→ DATASET EXTRACT:
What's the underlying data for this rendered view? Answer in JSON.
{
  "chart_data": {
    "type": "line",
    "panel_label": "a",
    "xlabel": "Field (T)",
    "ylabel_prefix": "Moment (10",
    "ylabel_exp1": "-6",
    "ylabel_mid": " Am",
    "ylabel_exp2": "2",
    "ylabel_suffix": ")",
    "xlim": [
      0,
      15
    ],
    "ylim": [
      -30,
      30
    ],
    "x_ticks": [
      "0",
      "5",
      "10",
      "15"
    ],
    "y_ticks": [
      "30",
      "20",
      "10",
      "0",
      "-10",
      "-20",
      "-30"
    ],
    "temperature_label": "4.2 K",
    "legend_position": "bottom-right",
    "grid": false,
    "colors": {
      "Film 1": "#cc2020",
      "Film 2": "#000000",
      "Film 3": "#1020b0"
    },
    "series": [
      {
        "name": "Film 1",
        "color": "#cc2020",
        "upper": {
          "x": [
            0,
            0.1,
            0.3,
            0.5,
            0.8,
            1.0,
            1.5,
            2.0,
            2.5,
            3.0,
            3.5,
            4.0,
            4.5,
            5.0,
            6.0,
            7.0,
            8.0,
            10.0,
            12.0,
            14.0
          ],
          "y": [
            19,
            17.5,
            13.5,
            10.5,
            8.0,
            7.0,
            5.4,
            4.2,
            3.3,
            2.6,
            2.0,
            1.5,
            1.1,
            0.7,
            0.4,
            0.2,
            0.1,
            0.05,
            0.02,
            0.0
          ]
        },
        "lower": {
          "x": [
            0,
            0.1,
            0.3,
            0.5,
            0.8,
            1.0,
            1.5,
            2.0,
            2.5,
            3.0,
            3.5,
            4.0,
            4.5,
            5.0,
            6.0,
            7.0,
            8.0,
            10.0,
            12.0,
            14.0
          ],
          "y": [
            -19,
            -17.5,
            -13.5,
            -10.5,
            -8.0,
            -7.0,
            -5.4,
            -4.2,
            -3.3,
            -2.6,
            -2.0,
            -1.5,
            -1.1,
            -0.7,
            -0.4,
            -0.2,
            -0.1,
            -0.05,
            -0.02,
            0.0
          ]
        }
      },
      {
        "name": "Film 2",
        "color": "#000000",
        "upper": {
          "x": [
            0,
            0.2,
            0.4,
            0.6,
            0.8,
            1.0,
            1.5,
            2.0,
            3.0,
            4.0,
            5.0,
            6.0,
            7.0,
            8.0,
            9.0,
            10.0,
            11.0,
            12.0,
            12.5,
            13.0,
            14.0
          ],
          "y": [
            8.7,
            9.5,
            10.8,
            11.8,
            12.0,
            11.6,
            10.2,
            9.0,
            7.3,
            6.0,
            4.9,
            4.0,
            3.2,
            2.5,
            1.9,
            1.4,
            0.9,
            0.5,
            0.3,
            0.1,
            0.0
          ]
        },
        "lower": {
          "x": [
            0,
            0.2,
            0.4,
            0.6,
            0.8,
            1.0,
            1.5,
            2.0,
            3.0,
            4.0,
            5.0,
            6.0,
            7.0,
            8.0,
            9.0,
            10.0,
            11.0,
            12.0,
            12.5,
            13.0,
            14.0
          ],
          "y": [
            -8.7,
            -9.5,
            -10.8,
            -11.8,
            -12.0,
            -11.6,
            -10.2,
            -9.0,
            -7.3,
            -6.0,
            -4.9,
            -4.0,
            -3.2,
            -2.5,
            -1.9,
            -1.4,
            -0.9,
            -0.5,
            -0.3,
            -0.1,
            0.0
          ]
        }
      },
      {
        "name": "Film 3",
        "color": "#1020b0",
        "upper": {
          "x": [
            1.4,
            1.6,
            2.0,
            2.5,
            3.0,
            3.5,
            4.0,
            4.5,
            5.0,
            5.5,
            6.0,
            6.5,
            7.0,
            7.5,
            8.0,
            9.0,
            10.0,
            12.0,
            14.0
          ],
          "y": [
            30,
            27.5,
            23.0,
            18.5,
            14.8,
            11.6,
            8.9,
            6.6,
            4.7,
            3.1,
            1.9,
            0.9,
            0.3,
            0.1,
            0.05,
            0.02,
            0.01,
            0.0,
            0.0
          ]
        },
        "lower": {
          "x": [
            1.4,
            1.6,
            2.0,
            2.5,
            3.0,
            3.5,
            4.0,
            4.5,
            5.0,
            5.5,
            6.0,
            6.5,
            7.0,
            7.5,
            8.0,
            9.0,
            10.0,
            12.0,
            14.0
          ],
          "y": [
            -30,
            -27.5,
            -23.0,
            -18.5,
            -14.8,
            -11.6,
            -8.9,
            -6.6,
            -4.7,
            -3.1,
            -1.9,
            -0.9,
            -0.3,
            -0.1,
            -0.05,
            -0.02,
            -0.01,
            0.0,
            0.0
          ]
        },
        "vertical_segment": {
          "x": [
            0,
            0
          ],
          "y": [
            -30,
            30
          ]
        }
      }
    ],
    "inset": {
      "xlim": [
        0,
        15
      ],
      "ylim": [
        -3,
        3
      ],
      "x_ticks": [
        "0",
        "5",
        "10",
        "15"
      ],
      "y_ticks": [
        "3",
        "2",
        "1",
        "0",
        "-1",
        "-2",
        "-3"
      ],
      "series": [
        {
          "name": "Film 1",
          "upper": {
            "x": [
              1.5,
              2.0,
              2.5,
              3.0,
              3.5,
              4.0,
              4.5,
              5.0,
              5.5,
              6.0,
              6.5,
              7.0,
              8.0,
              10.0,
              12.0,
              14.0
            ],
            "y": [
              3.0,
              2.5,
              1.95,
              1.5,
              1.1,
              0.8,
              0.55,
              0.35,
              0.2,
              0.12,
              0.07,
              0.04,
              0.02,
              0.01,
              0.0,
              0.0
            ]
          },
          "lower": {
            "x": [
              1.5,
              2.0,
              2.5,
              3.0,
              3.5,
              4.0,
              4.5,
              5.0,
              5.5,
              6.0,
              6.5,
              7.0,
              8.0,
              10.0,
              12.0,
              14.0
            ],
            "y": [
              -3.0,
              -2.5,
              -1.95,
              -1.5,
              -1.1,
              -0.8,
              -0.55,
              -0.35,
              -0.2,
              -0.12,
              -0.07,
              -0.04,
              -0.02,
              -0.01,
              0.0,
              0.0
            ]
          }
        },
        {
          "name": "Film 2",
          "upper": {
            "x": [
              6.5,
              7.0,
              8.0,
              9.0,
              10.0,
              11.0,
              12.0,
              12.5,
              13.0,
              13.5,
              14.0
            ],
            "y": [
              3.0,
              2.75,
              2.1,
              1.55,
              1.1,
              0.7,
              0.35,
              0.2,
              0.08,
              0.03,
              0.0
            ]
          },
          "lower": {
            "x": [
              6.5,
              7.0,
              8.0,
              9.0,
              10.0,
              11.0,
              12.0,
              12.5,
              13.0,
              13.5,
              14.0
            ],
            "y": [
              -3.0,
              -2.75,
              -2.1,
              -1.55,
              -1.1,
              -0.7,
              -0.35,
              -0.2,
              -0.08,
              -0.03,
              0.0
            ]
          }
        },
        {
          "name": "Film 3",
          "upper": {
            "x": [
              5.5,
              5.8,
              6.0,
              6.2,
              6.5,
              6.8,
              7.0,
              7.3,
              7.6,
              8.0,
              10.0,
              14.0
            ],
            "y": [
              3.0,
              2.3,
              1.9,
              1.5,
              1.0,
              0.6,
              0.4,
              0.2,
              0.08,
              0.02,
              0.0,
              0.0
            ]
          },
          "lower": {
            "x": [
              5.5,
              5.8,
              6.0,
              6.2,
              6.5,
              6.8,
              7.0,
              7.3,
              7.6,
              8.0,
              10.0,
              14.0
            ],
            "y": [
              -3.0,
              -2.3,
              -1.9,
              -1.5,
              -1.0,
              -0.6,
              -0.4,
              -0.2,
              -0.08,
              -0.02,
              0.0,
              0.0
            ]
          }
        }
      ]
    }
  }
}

→ PROBLEM:
Repeat back the data above, exact to the last character.

→ EXERCISE SOLUTION:
What's the underlying data for this rendered view? Answer in JSON.
{
  "chart_data": {
    "type": "line",
    "panel_label": "a",
    "xlabel": "Field (T)",
    "ylabel_prefix": "Moment (10",
    "ylabel_exp1": "-6",
    "ylabel_mid": " Am",
    "ylabel_exp2": "2",
    "ylabel_suffix": ")",
    "xlim": [
      0,
      15
    ],
    "ylim": [
      -30,
      30
    ],
    "x_ticks": [
      "0",
      "5",
      "10",
      "15"
    ],
    "y_ticks": [
      "30",
      "20",
      "10",
      "0",
      "-10",
      "-20",
      "-30"
    ],
    "temperature_label": "4.2 K",
    "legend_position": "bottom-right",
    "grid": false,
    "colors": {
      "Film 1": "#cc2020",
      "Film 2": "#000000",
      "Film 3": "#1020b0"
    },
    "series": [
      {
        "name": "Film 1",
        "color": "#cc2020",
        "upper": {
          "x": [
            0,
            0.1,
            0.3,
            0.5,
            0.8,
            1.0,
            1.5,
            2.0,
            2.5,
            3.0,
            3.5,
            4.0,
            4.5,
            5.0,
            6.0,
            7.0,
            8.0,
            10.0,
            12.0,
            14.0
          ],
          "y": [
            19,
            17.5,
            13.5,
            10.5,
            8.0,
            7.0,
            5.4,
            4.2,
            3.3,
            2.6,
            2.0,
            1.5,
            1.1,
            0.7,
            0.4,
            0.2,
            0.1,
            0.05,
            0.02,
            0.0
          ]
        },
        "lower": {
          "x": [
            0,
            0.1,
            0.3,
            0.5,
            0.8,
            1.0,
            1.5,
            2.0,
            2.5,
            3.0,
            3.5,
            4.0,
            4.5,
            5.0,
            6.0,
            7.0,
            8.0,
            10.0,
            12.0,
            14.0
          ],
          "y": [
            -19,
            -17.5,
            -13.5,
            -10.5,
            -8.0,
            -7.0,
            -5.4,
            -4.2,
            -3.3,
            -2.6,
            -2.0,
            -1.5,
            -1.1,
            -0.7,
            -0.4,
            -0.2,
            -0.1,
            -0.05,
            -0.02,
            0.0
          ]
        }
      },
      {
        "name": "Film 2",
        "color": "#000000",
        "upper": {
          "x": [
            0,
            0.2,
            0.4,
            0.6,
            0.8,
            1.0,
            1.5,
            2.0,
            3.0,
            4.0,
            5.0,
            6.0,
            7.0,
            8.0,
            9.0,
            10.0,
            11.0,
            12.0,
            12.5,
            13.0,
            14.0
          ],
          "y": [
            8.7,
            9.5,
            10.8,
            11.8,
            12.0,
            11.6,
            10.2,
            9.0,
            7.3,
            6.0,
            4.9,
            4.0,
            3.2,
            2.5,
            1.9,
            1.4,
            0.9,
            0.5,
            0.3,
            0.1,
            0.0
          ]
        },
        "lower": {
          "x": [
            0,
            0.2,
            0.4,
            0.6,
            0.8,
            1.0,
            1.5,
            2.0,
            3.0,
            4.0,
            5.0,
            6.0,
            7.0,
            8.0,
            9.0,
            10.0,
            11.0,
            12.0,
            12.5,
            13.0,
            14.0
          ],
          "y": [
            -8.7,
            -9.5,
            -10.8,
            -11.8,
            -12.0,
            -11.6,
            -10.2,
            -9.0,
            -7.3,
            -6.0,
            -4.9,
            -4.0,
            -3.2,
            -2.5,
            -1.9,
            -1.4,
            -0.9,
            -0.5,
            -0.3,
            -0.1,
            0.0
          ]
        }
      },
      {
        "name": "Film 3",
        "color": "#1020b0",
        "upper": {
          "x": [
            1.4,
            1.6,
            2.0,
            2.5,
            3.0,
            3.5,
            4.0,
            4.5,
            5.0,
            5.5,
            6.0,
            6.5,
            7.0,
            7.5,
            8.0,
            9.0,
            10.0,
            12.0,
            14.0
          ],
          "y": [
            30,
            27.5,
            23.0,
            18.5,
            14.8,
            11.6,
            8.9,
            6.6,
            4.7,
            3.1,
            1.9,
            0.9,
            0.3,
            0.1,
            0.05,
            0.02,
            0.01,
            0.0,
            0.0
          ]
        },
        "lower": {
          "x": [
            1.4,
            1.6,
            2.0,
            2.5,
            3.0,
            3.5,
            4.0,
            4.5,
            5.0,
            5.5,
            6.0,
            6.5,
            7.0,
            7.5,
            8.0,
            9.0,
            10.0,
            12.0,
            14.0
          ],
          "y": [
            -30,
            -27.5,
            -23.0,
            -18.5,
            -14.8,
            -11.6,
            -8.9,
            -6.6,
            -4.7,
            -3.1,
            -1.9,
            -0.9,
            -0.3,
            -0.1,
            -0.05,
            -0.02,
            -0.01,
            0.0,
            0.0
          ]
        },
        "vertical_segment": {
          "x": [
            0,
            0
          ],
          "y": [
            -30,
            30
          ]
        }
      }
    ],
    "inset": {
      "xlim": [
        0,
        15
      ],
      "ylim": [
        -3,
        3
      ],
      "x_ticks": [
        "0",
        "5",
        "10",
        "15"
      ],
      "y_ticks": [
        "3",
        "2",
        "1",
        "0",
        "-1",
        "-2",
        "-3"
      ],
      "series": [
        {
          "name": "Film 1",
          "upper": {
            "x": [
              1.5,
              2.0,
              2.5,
              3.0,
              3.5,
              4.0,
              4.5,
              5.0,
              5.5,
              6.0,
              6.5,
              7.0,
              8.0,
              10.0,
              12.0,
              14.0
            ],
            "y": [
              3.0,
              2.5,
              1.95,
              1.5,
              1.1,
              0.8,
              0.55,
              0.35,
              0.2,
              0.12,
              0.07,
              0.04,
              0.02,
              0.01,
              0.0,
              0.0
            ]
          },
          "lower": {
            "x": [
              1.5,
              2.0,
              2.5,
              3.0,
              3.5,
              4.0,
              4.5,
              5.0,
              5.5,
              6.0,
              6.5,
              7.0,
              8.0,
              10.0,
              12.0,
              14.0
            ],
            "y": [
              -3.0,
              -2.5,
              -1.95,
              -1.5,
              -1.1,
              -0.8,
              -0.55,
              -0.35,
              -0.2,
              -0.12,
              -0.07,
              -0.04,
              -0.02,
              -0.01,
              0.0,
              0.0
            ]
          }
        },
        {
          "name": "Film 2",
          "upper": {
            "x": [
              6.5,
              7.0,
              8.0,
              9.0,
              10.0,
              11.0,
              12.0,
              12.5,
              13.0,
              13.5,
              14.0
            ],
            "y": [
              3.0,
              2.75,
              2.1,
              1.55,
              1.1,
              0.7,
              0.35,
              0.2,
              0.08,
              0.03,
              0.0
            ]
          },
          "lower": {
            "x": [
              6.5,
              7.0,
              8.0,
              9.0,
              10.0,
              11.0,
              12.0,
              12.5,
              13.0,
              13.5,
              14.0
            ],
            "y": [
              -3.0,
              -2.75,
              -2.1,
              -1.55,
              -1.1,
              -0.7,
              -0.35,
              -0.2,
              -0.08,
              -0.03,
              0.0
            ]
          }
        },
        {
          "name": "Film 3",
          "upper": {
            "x": [
              5.5,
              5.8,
              6.0,
              6.2,
              6.5,
              6.8,
              7.0,
              7.3,
              7.6,
              8.0,
              10.0,
              14.0
            ],
            "y": [
              3.0,
              2.3,
              1.9,
              1.5,
              1.0,
              0.6,
              0.4,
              0.2,
              0.08,
              0.02,
              0.0,
              0.0
            ]
          },
          "lower": {
            "x": [
              5.5,
              5.8,
              6.0,
              6.2,
              6.5,
              6.8,
              7.0,
              7.3,
              7.6,
              8.0,
              10.0,
              14.0
            ],
            "y": [
              -3.0,
              -2.3,
              -1.9,
              -1.5,
              -1.0,
              -0.6,
              -0.4,
              -0.2,
              -0.08,
              -0.02,
              0.0,
              0.0
            ]
          }
        }
      ]
    }
  }
}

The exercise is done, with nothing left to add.